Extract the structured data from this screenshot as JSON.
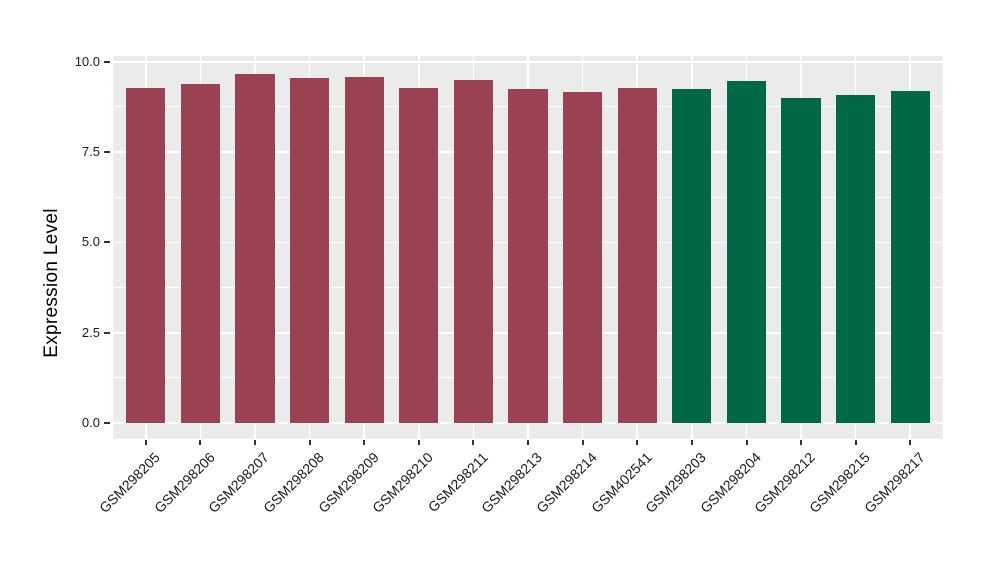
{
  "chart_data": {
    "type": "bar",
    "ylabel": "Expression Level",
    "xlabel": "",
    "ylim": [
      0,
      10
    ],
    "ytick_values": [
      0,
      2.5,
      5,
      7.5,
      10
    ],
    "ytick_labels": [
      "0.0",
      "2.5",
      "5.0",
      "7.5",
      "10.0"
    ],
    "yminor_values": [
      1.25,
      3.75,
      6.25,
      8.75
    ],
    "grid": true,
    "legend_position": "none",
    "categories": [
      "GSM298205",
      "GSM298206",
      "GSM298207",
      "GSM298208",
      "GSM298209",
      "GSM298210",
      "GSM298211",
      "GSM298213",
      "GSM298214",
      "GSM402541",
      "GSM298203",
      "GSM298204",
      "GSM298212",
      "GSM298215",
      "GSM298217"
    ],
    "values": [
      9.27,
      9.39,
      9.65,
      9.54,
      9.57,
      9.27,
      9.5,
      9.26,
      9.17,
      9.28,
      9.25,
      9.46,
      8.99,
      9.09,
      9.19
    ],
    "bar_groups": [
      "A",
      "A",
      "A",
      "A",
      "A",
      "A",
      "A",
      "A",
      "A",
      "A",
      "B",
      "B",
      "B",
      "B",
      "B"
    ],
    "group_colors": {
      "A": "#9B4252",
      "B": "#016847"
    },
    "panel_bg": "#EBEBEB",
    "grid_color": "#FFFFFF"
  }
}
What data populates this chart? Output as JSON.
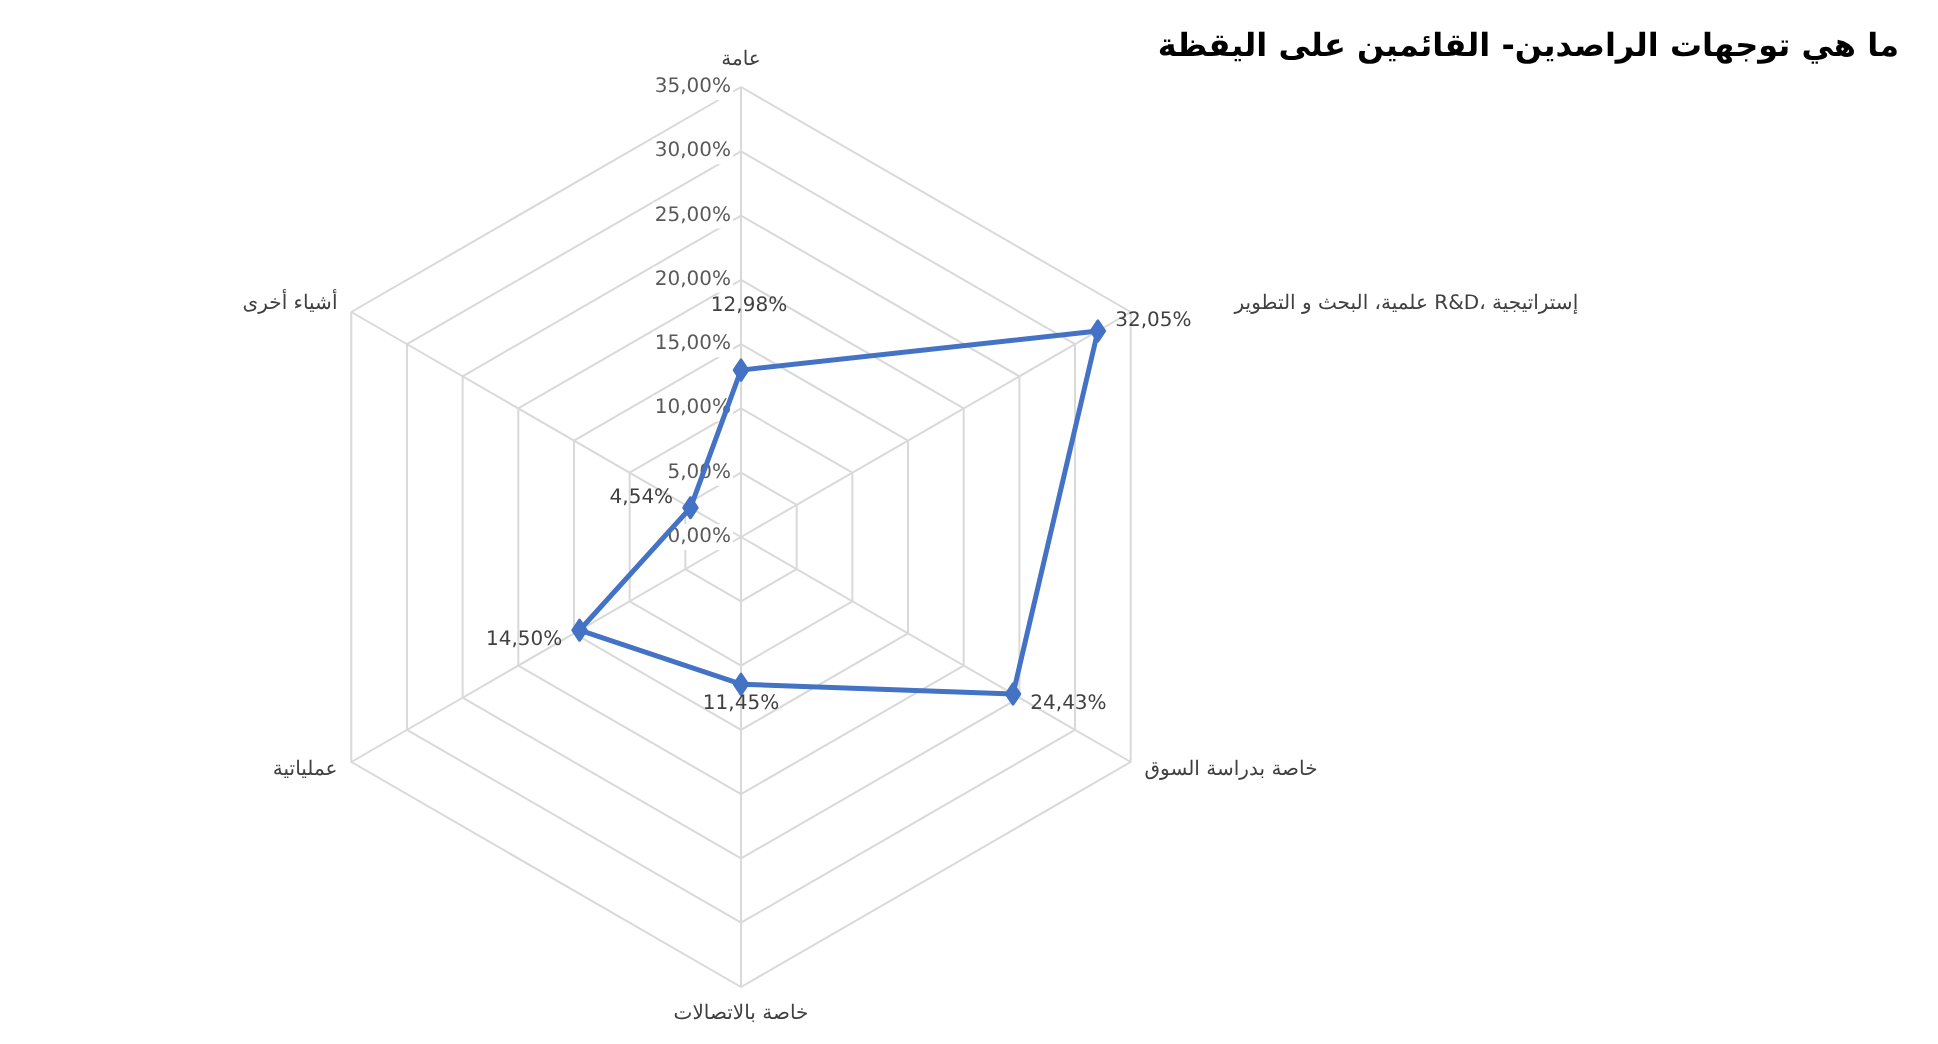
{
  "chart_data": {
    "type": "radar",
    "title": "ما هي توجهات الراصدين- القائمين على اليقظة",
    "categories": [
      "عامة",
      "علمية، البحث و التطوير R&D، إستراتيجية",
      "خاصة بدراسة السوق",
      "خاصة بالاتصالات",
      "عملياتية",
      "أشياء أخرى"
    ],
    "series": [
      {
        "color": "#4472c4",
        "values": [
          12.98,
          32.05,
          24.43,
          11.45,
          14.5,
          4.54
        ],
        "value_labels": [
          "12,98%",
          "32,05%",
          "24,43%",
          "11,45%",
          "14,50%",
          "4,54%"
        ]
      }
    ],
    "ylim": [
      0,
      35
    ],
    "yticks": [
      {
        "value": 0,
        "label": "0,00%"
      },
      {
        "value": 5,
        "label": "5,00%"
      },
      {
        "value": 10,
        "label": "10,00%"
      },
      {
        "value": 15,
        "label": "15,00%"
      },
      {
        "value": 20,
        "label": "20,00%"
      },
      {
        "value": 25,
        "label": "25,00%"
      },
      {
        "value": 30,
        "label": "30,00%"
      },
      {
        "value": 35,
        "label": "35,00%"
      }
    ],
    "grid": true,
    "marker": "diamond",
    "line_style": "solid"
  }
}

==

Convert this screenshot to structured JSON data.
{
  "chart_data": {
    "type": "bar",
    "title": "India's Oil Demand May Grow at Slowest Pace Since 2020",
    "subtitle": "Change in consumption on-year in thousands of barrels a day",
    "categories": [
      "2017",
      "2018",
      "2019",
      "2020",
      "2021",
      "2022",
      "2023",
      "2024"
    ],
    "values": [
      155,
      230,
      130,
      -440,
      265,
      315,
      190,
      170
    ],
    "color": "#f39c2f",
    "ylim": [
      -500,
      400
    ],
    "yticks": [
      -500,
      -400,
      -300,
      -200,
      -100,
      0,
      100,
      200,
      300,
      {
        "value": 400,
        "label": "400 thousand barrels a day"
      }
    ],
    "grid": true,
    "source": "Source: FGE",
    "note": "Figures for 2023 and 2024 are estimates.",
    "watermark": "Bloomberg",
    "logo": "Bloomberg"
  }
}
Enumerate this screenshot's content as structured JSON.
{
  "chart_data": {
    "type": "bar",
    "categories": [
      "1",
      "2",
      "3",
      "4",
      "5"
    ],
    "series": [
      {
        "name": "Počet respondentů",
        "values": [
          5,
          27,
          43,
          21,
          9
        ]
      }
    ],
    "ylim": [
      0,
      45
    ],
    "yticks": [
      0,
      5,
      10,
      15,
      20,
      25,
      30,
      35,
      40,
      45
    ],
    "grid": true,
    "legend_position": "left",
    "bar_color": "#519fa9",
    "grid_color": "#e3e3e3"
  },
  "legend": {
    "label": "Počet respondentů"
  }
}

Problem: Which lines include "Bloomberg"? Copy each of them out.

Exercise result:
    "watermark": "Bloomberg",
    "logo": "Bloomberg"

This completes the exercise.